§ Problem to solve: Retype each record below word for word. Leave the pictures out.

§ Material shown:

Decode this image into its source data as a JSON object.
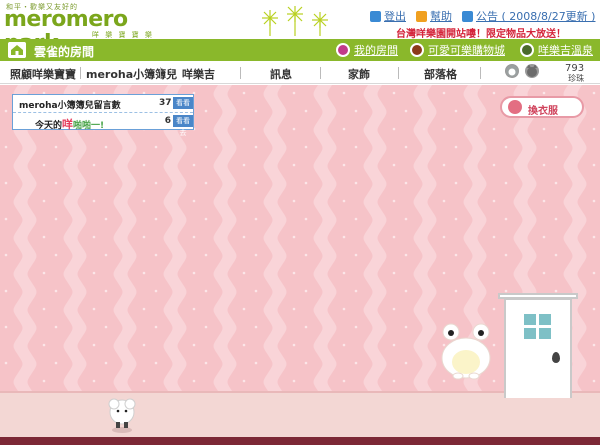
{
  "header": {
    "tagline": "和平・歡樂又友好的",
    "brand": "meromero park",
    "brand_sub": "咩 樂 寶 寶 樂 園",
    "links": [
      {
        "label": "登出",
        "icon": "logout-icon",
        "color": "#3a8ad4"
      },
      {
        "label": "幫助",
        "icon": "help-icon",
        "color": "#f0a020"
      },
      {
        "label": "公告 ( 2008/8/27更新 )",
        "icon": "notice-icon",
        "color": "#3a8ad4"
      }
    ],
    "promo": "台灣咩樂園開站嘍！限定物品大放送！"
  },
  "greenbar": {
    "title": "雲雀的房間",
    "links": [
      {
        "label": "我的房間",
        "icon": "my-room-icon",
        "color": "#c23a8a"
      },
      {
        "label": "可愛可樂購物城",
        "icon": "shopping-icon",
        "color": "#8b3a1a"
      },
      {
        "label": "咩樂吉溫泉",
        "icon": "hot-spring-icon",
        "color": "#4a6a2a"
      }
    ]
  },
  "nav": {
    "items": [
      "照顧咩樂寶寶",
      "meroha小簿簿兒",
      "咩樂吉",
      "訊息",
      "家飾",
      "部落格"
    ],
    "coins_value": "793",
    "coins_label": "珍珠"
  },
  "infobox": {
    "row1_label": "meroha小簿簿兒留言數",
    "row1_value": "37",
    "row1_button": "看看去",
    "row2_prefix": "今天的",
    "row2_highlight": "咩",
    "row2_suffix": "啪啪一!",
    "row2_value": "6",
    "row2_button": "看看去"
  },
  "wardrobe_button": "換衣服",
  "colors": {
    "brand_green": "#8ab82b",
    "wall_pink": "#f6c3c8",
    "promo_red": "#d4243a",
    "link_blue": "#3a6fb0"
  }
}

§ Answer to the task:
Decode this image into its source data as a JSON object.
{
  "header": {
    "tagline": "和平・歡樂又友好的",
    "brand": "meromero park",
    "brand_sub": "咩 樂 寶 寶 樂 園",
    "links": [
      {
        "label": "登出",
        "icon": "logout-icon",
        "color": "#3a8ad4"
      },
      {
        "label": "幫助",
        "icon": "help-icon",
        "color": "#f0a020"
      },
      {
        "label": "公告 ( 2008/8/27更新 )",
        "icon": "notice-icon",
        "color": "#3a8ad4"
      }
    ],
    "promo": "台灣咩樂園開站嘍！限定物品大放送！"
  },
  "greenbar": {
    "title": "雲雀的房間",
    "links": [
      {
        "label": "我的房間",
        "icon": "my-room-icon",
        "color": "#c23a8a"
      },
      {
        "label": "可愛可樂購物城",
        "icon": "shopping-icon",
        "color": "#8b3a1a"
      },
      {
        "label": "咩樂吉溫泉",
        "icon": "hot-spring-icon",
        "color": "#4a6a2a"
      }
    ]
  },
  "nav": {
    "items": [
      "照顧咩樂寶寶",
      "meroha小簿簿兒",
      "咩樂吉",
      "訊息",
      "家飾",
      "部落格"
    ],
    "coins_value": "793",
    "coins_label": "珍珠"
  },
  "infobox": {
    "row1_label": "meroha小簿簿兒留言數",
    "row1_value": "37",
    "row1_button": "看看去",
    "row2_prefix": "今天的",
    "row2_highlight": "咩",
    "row2_suffix": "啪啪一!",
    "row2_value": "6",
    "row2_button": "看看去"
  },
  "wardrobe_button": "換衣服",
  "colors": {
    "brand_green": "#8ab82b",
    "wall_pink": "#f6c3c8",
    "promo_red": "#d4243a",
    "link_blue": "#3a6fb0"
  }
}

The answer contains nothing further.